What is required — Count every line where "salonu" occurs. Give the total alone.

-- Listed entries start --

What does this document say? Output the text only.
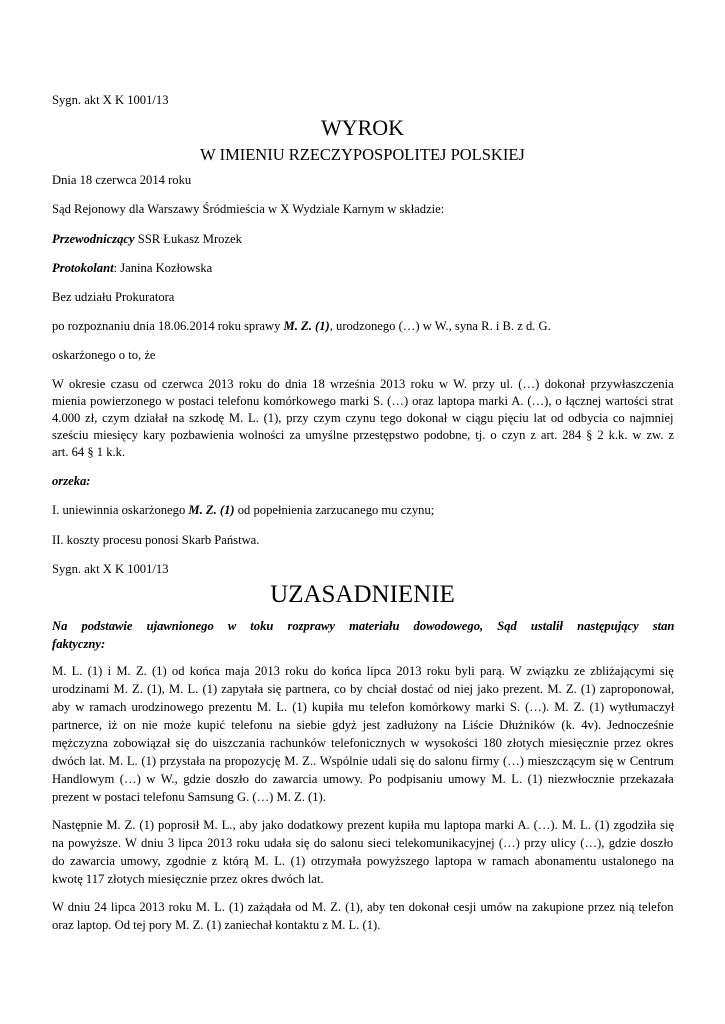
Sygn. akt X K 1001/13
WYROK
W IMIENIU RZECZYPOSPOLITEJ POLSKIEJ
Dnia 18 czerwca 2014 roku
Sąd Rejonowy dla Warszawy Śródmieścia w X Wydziale Karnym w składzie:
Przewodniczący SSR Łukasz Mrozek
Protokolant: Janina Kozłowska
Bez udziału Prokuratora
po rozpoznaniu dnia 18.06.2014 roku sprawy M. Z. (1), urodzonego (…) w W., syna R. i B. z d. G.
oskarżonego o to, że
W okresie czasu od czerwca 2013 roku do dnia 18 września 2013 roku w W. przy ul. (…) dokonał przywłaszczenia
mienia powierzonego w postaci telefonu komórkowego marki S. (…) oraz laptopa marki A. (…), o łącznej wartości strat
4.000 zł, czym działał na szkodę M. L. (1), przy czym czynu tego dokonał w ciągu pięciu lat od odbycia co najmniej
sześciu miesięcy kary pozbawienia wolności za umyślne przestępstwo podobne, tj. o czyn z art. 284 § 2 k.k. w zw. z
art. 64 § 1 k.k.
orzeka:
I. uniewinnia oskarżonego M. Z. (1) od popełnienia zarzucanego mu czynu;
II. koszty procesu ponosi Skarb Państwa.
Sygn. akt X K 1001/13
UZASADNIENIE
Na podstawie ujawnionego w toku rozprawy materiału dowodowego, Sąd ustalił następujący stan
faktyczny:
M. L. (1) i M. Z. (1) od końca maja 2013 roku do końca lipca 2013 roku byli parą. W związku ze zbliżającymi się
urodzinami M. Z. (1), M. L. (1) zapytała się partnera, co by chciał dostać od niej jako prezent. M. Z. (1) zaproponował,
aby w ramach urodzinowego prezentu M. L. (1) kupiła mu telefon komórkowy marki S. (…). M. Z. (1) wytłumaczył
partnerce, iż on nie może kupić telefonu na siebie gdyż jest zadłużony na Liście Dłużników (k. 4v). Jednocześnie
mężczyzna zobowiązał się do uiszczania rachunków telefonicznych w wysokości 180 złotych miesięcznie przez okres
dwóch lat. M. L. (1) przystała na propozycję M. Z.. Wspólnie udali się do salonu firmy (…) mieszczącym się w Centrum
Handlowym (…) w W., gdzie doszło do zawarcia umowy. Po podpisaniu umowy M. L. (1) niezwłocznie przekazała
prezent w postaci telefonu Samsung G. (…) M. Z. (1).
Następnie M. Z. (1) poprosił M. L., aby jako dodatkowy prezent kupiła mu laptopa marki A. (…). M. L. (1) zgodziła się
na powyższe. W dniu 3 lipca 2013 roku udała się do salonu sieci telekomunikacyjnej (…) przy ulicy (…), gdzie doszło
do zawarcia umowy, zgodnie z którą M. L. (1) otrzymała powyższego laptopa w ramach abonamentu ustalonego na
kwotę 117 złotych miesięcznie przez okres dwóch lat.
W dniu 24 lipca 2013 roku M. L. (1) zażądała od M. Z. (1), aby ten dokonał cesji umów na zakupione przez nią telefon
oraz laptop. Od tej pory M. Z. (1) zaniechał kontaktu z M. L. (1).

-- Listed entries end --

Result for this exercise — 2